◆ Aim of the exercise ◆
Count lines, not occurrences: report how many lines in the records hold the string "EDSA", and nothing else.

## begin Data supplied

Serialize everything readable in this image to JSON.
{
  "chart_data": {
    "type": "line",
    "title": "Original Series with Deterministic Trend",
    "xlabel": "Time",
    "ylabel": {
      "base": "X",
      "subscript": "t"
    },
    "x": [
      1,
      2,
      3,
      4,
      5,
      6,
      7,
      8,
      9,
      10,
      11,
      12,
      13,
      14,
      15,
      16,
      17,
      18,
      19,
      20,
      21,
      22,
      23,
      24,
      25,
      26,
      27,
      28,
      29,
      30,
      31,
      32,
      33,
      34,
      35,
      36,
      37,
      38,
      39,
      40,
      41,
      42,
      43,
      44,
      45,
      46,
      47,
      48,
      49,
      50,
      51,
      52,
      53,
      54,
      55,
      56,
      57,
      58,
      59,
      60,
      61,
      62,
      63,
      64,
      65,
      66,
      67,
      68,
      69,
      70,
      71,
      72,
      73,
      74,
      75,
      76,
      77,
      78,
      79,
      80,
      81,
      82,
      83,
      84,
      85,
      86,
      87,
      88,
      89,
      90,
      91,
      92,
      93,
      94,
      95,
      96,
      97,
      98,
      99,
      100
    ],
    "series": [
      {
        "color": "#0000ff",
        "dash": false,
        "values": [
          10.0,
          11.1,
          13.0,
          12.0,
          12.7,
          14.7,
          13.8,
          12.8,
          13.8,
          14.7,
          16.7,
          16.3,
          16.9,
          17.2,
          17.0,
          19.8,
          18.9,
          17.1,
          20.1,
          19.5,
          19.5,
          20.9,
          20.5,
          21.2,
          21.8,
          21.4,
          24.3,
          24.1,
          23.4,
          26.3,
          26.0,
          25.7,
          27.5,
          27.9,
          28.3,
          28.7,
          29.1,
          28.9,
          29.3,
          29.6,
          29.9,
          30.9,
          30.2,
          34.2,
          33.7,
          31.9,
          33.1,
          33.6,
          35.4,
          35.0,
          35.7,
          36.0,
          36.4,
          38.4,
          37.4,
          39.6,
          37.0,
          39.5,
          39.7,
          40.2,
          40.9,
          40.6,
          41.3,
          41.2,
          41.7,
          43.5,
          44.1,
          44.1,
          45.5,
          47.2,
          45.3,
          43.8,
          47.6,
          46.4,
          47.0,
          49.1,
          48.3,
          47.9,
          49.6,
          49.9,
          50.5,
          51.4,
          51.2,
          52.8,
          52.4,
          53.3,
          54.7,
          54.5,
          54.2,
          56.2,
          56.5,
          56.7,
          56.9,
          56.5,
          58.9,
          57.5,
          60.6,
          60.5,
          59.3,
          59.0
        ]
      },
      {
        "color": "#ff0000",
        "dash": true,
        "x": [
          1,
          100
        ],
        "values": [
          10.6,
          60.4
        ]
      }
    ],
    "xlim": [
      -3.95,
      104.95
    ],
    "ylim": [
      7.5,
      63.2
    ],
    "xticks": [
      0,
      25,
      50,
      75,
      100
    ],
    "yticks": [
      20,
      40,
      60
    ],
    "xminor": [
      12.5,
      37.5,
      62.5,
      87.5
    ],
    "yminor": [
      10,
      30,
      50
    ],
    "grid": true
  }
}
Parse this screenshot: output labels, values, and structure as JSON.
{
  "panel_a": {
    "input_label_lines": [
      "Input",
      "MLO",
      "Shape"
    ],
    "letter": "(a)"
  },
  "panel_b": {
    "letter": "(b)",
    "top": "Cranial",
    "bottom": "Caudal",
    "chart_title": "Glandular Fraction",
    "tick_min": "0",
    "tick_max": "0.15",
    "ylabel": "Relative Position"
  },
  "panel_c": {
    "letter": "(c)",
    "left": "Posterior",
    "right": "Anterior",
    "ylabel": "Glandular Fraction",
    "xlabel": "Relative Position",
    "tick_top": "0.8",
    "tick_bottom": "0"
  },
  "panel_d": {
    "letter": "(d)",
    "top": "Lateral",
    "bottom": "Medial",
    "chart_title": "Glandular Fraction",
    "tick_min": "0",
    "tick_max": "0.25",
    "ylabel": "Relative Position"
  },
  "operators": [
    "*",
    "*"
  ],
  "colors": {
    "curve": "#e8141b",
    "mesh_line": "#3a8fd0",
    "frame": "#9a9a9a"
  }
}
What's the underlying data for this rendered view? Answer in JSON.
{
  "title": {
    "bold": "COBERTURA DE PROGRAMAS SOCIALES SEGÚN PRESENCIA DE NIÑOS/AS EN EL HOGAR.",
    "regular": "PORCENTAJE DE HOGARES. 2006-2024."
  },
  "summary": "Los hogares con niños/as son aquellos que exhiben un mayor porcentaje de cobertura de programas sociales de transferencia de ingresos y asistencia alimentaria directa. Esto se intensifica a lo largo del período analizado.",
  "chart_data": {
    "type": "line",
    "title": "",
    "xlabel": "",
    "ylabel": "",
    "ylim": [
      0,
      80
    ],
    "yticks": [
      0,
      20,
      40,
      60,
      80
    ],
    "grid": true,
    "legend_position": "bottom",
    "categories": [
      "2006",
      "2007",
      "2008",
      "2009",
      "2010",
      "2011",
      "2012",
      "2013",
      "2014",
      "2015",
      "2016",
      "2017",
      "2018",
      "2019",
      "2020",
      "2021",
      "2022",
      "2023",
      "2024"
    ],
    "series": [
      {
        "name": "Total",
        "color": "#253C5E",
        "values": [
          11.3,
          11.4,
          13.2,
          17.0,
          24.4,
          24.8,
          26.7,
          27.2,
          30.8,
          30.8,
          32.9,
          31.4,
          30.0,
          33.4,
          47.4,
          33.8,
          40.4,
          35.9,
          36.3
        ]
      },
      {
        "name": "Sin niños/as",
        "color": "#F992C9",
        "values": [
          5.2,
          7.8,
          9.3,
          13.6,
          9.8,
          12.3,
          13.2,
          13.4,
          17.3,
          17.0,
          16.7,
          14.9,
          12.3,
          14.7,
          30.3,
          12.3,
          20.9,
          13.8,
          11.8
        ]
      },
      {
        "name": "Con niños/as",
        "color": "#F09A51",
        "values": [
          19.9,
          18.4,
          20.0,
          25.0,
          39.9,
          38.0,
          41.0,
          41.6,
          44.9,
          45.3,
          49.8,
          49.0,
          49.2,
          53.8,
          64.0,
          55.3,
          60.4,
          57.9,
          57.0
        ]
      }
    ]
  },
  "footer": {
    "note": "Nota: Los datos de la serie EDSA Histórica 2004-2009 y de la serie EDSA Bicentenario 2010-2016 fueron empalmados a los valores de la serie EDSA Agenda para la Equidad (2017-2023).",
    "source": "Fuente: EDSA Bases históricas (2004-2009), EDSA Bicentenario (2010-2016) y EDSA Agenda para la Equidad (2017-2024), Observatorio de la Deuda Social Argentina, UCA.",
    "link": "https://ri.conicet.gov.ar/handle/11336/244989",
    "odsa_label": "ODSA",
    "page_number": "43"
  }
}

## end Data supplied

◆ Response below ◆
2